● **WHAT YOU ARE ASKED TO DO**: Your task is to copy each line that has the word "monasterium".

•••

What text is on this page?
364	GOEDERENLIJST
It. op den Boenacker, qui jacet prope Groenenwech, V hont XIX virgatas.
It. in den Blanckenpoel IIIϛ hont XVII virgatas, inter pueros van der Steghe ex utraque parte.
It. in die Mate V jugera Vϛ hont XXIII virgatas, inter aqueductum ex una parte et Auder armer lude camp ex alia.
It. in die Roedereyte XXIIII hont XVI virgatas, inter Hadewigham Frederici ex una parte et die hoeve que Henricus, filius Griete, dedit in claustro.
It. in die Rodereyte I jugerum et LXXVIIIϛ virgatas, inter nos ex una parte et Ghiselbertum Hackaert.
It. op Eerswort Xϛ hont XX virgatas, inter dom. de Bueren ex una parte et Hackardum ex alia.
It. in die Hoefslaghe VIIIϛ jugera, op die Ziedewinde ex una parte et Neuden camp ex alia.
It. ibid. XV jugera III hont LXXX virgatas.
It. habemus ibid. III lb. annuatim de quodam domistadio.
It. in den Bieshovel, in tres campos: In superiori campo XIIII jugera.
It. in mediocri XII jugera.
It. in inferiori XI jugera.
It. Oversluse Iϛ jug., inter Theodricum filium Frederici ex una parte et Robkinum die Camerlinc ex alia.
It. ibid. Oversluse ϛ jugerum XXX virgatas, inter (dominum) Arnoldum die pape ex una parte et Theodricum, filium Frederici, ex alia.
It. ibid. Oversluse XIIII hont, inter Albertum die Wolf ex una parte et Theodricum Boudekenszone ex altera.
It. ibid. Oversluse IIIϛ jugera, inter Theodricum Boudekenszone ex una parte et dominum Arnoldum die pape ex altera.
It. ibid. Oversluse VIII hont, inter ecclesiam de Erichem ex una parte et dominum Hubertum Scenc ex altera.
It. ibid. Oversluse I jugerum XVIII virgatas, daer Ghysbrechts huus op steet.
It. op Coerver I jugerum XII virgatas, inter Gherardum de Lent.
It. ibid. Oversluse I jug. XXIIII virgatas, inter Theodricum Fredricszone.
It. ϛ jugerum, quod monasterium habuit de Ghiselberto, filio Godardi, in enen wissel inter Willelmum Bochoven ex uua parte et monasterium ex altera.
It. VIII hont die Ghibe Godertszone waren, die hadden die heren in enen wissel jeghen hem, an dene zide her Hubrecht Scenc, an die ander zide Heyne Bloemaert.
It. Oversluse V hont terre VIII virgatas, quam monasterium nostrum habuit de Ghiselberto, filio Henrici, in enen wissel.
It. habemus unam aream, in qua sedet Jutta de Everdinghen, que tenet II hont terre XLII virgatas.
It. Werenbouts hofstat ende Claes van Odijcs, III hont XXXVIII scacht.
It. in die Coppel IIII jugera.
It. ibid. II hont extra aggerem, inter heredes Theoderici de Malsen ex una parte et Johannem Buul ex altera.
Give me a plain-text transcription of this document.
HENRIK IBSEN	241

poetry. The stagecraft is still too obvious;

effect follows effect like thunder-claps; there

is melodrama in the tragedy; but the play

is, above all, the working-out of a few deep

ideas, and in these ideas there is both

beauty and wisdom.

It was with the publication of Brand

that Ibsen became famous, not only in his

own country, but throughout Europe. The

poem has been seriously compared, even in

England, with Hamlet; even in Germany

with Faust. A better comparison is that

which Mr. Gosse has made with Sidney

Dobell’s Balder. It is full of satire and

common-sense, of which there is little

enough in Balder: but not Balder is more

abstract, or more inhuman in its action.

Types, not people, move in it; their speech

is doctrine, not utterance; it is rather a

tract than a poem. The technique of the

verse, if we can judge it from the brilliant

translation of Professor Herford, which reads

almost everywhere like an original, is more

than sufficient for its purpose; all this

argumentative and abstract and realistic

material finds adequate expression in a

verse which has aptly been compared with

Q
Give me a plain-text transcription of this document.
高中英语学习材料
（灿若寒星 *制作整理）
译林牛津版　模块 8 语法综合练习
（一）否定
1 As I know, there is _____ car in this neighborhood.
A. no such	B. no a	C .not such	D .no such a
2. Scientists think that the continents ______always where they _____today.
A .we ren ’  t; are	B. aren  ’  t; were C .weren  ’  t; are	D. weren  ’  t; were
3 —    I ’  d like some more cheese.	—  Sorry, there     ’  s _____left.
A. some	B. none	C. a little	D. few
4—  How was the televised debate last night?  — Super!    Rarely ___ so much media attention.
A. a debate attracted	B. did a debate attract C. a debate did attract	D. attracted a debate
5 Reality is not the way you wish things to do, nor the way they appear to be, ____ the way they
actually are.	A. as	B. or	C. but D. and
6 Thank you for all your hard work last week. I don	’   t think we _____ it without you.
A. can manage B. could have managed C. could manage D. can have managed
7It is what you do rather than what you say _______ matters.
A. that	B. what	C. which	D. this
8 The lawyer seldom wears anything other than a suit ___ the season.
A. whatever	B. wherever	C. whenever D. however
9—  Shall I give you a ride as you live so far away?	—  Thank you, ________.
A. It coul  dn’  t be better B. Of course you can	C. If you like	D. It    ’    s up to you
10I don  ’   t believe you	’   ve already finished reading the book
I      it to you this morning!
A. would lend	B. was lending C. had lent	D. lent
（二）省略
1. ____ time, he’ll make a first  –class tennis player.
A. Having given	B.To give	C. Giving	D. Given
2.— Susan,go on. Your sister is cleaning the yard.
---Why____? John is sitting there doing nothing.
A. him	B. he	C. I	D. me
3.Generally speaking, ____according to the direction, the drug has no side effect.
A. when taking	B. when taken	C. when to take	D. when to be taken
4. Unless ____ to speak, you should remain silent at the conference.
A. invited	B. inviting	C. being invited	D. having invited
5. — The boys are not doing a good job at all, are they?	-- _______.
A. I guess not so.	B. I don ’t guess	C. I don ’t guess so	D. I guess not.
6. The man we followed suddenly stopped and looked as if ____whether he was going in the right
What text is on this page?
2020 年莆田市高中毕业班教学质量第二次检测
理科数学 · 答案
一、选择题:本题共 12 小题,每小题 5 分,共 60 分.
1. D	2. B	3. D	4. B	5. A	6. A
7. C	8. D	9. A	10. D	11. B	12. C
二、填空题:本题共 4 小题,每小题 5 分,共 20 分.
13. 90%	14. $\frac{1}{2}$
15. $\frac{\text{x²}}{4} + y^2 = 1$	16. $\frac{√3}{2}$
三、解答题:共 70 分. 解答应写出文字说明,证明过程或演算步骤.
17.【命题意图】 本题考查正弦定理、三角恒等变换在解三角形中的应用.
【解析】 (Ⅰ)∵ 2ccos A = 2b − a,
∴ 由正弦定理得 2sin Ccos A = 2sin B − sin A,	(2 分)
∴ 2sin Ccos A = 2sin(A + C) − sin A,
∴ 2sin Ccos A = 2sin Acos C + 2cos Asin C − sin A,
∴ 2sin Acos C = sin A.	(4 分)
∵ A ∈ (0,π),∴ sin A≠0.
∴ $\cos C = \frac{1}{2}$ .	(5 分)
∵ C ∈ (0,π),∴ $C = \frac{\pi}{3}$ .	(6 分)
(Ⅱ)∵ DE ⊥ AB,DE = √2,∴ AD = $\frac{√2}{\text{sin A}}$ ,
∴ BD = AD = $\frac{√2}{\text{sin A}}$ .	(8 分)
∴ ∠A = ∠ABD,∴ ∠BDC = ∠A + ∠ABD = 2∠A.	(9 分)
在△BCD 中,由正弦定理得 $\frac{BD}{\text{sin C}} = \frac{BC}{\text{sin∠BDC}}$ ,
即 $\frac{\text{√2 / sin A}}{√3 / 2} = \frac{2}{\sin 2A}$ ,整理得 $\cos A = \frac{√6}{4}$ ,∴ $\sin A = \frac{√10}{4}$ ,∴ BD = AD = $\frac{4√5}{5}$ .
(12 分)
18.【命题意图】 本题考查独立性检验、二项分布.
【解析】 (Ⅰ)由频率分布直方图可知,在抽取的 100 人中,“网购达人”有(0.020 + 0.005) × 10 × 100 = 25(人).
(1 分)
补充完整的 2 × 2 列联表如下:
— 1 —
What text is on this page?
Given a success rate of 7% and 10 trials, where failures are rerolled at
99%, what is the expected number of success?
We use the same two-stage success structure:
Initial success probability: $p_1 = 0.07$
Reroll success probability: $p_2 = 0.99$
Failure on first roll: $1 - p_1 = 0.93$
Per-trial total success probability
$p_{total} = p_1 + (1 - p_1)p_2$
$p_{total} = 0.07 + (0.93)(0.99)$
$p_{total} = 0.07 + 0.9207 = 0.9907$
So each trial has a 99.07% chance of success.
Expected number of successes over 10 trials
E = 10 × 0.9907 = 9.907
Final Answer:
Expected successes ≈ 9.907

•••

● **WRITTEN ANSWER**:
It. ϛ jugerum, quod monasterium habuit de Ghiselberto, filio Godardi, in enen wissel inter Willelmum Bochoven ex uua parte et monasterium ex altera.
It. Oversluse V hont terre VIII virgatas, quam monasterium nostrum habuit de Ghiselberto, filio Henrici, in enen wissel.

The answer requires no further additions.